Determine which lines of the records include the word "text", and copy them.

--- start of RECORDS SUPPLIED ---

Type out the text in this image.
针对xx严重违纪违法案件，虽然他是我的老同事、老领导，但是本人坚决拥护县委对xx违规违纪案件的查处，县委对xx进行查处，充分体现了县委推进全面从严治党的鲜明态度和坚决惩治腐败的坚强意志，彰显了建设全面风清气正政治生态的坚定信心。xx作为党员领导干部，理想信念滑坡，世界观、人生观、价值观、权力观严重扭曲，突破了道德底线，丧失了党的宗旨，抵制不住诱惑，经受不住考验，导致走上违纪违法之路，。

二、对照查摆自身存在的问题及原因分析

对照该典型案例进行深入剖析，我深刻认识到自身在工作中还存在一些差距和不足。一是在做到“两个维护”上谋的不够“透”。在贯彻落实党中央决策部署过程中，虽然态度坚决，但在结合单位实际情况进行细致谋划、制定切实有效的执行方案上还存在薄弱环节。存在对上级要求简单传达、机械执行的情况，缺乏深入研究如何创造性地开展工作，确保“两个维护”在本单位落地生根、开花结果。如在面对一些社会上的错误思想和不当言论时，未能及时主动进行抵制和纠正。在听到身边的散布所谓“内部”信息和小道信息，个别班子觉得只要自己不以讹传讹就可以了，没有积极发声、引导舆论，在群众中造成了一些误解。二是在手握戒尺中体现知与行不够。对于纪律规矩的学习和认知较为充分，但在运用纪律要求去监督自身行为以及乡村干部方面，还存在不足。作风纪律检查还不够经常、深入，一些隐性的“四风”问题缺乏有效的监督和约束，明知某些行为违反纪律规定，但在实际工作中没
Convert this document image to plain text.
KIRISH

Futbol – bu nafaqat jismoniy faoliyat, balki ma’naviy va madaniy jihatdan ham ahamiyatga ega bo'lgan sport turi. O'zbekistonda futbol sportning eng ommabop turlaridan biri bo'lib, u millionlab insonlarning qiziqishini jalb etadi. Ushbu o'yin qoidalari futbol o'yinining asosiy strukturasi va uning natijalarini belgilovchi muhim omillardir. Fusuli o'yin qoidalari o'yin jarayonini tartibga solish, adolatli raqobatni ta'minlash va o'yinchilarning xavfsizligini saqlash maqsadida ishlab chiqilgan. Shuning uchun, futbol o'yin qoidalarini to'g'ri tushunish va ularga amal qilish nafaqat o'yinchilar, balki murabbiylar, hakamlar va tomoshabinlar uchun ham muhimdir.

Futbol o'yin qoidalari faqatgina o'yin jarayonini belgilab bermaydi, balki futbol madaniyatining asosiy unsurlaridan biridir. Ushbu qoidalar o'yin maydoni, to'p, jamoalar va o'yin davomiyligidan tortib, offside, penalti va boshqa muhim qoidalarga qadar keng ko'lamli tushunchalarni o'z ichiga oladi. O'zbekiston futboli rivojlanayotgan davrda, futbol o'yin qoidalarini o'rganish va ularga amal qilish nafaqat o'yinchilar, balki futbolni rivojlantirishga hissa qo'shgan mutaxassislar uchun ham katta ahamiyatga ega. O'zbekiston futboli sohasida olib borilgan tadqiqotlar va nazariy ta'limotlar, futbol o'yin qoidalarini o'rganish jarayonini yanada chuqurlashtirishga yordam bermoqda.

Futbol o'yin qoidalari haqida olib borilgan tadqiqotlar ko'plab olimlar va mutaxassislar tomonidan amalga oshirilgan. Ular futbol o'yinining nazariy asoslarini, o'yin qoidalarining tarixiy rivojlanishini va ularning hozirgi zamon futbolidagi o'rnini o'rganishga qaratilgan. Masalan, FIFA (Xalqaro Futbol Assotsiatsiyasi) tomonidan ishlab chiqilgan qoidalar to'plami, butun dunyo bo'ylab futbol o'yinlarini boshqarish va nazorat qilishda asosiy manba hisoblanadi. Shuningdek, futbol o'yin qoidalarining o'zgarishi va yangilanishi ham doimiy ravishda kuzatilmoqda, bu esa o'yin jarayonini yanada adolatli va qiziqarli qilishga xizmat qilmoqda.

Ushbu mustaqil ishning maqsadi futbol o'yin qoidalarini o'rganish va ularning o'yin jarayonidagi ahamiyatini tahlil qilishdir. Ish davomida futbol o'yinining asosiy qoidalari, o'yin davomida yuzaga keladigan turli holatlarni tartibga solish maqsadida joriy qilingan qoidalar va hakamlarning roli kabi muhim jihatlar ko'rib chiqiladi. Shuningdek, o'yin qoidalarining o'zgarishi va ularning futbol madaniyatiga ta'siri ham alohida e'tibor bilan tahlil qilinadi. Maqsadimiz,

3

--- end of RECORDS SUPPLIED ---

### FINAL RESULT
Type out the text in this image.
Convert this document image to plain text.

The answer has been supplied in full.